▶

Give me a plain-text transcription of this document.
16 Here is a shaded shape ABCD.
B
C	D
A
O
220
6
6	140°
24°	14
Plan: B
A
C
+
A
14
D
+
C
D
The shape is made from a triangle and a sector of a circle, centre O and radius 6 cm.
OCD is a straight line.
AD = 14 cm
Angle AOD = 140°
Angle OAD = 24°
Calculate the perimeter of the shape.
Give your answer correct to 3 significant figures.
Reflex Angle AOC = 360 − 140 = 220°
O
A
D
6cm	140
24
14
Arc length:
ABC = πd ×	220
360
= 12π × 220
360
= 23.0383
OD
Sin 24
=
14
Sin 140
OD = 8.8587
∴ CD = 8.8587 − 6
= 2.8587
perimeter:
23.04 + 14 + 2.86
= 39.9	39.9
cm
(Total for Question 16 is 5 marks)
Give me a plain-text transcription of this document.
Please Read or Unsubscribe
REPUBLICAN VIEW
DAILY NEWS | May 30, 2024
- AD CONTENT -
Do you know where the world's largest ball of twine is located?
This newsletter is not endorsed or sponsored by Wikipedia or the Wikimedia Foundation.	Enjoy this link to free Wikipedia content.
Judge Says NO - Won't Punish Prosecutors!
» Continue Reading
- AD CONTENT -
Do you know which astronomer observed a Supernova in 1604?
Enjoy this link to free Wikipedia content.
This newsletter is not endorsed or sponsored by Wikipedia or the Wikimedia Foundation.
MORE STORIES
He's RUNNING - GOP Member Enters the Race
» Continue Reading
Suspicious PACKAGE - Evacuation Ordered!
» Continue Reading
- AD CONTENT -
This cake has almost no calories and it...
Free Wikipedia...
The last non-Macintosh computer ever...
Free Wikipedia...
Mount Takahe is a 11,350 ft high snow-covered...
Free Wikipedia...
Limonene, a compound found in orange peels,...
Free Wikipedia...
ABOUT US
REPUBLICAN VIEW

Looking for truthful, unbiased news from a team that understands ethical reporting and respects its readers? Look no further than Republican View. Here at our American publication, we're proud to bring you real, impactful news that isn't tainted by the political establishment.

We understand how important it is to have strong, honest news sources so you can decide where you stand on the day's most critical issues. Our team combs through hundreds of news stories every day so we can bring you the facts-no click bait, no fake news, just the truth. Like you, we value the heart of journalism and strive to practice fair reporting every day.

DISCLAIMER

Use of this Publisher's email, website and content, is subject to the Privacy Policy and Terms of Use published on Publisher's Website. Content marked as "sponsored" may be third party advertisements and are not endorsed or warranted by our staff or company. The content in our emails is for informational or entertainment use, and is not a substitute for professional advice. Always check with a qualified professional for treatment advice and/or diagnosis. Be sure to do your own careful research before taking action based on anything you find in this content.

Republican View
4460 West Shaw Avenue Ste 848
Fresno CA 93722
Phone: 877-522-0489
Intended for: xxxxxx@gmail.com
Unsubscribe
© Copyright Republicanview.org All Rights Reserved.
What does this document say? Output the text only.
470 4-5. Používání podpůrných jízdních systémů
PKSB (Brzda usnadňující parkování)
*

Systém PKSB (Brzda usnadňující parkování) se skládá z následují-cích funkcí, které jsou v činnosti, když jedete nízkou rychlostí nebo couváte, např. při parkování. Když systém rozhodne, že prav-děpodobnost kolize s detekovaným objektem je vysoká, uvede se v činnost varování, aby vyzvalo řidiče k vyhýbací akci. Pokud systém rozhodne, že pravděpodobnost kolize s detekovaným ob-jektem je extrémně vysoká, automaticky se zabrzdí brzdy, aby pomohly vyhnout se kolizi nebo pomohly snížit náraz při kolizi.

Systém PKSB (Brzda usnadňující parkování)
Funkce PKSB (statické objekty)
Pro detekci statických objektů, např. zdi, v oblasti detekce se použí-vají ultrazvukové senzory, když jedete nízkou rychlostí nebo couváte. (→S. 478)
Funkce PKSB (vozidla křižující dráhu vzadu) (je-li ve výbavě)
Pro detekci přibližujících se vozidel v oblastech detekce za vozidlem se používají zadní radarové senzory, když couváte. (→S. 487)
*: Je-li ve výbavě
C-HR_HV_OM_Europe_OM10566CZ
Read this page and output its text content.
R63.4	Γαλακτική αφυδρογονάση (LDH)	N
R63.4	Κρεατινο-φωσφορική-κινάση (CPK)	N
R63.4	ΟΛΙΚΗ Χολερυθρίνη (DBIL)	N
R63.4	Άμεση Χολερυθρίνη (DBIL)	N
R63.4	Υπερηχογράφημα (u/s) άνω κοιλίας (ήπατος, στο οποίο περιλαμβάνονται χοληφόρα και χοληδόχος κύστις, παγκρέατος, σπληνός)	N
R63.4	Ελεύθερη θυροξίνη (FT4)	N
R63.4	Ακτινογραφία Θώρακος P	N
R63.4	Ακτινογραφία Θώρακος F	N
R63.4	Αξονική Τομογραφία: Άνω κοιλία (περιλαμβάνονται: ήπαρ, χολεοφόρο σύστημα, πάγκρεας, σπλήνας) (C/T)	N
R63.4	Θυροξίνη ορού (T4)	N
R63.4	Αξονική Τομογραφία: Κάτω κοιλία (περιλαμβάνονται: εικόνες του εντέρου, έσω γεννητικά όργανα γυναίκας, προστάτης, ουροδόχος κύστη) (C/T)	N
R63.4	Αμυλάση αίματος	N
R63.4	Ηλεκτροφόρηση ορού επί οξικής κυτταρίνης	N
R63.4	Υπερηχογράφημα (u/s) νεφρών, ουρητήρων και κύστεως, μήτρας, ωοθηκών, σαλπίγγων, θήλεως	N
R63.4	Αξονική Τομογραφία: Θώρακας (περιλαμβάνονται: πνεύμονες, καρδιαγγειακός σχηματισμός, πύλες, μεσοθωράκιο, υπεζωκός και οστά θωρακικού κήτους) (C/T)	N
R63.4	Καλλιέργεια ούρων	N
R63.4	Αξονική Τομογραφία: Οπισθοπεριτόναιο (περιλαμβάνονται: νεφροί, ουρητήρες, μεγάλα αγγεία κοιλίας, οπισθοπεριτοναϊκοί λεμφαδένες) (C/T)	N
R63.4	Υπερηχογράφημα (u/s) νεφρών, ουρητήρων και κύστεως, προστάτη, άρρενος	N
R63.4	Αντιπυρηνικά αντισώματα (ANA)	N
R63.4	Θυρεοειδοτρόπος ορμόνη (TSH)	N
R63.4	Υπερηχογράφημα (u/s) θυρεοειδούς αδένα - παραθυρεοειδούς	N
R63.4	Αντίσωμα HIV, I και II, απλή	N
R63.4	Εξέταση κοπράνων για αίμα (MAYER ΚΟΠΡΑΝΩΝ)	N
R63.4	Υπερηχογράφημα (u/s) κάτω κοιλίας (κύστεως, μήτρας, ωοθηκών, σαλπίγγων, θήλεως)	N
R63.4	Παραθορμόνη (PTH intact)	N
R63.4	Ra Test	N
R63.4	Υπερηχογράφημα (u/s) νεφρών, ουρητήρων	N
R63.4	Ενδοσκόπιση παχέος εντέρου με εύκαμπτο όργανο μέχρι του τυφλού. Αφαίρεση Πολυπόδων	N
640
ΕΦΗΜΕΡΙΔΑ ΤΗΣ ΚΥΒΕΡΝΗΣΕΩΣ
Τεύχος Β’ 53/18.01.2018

◀

> [INSTRUCTION]: Of all the lines in the entries, how many contain the word "senzory"? Give only the number.

> [EXPECTED ANSWER]: 2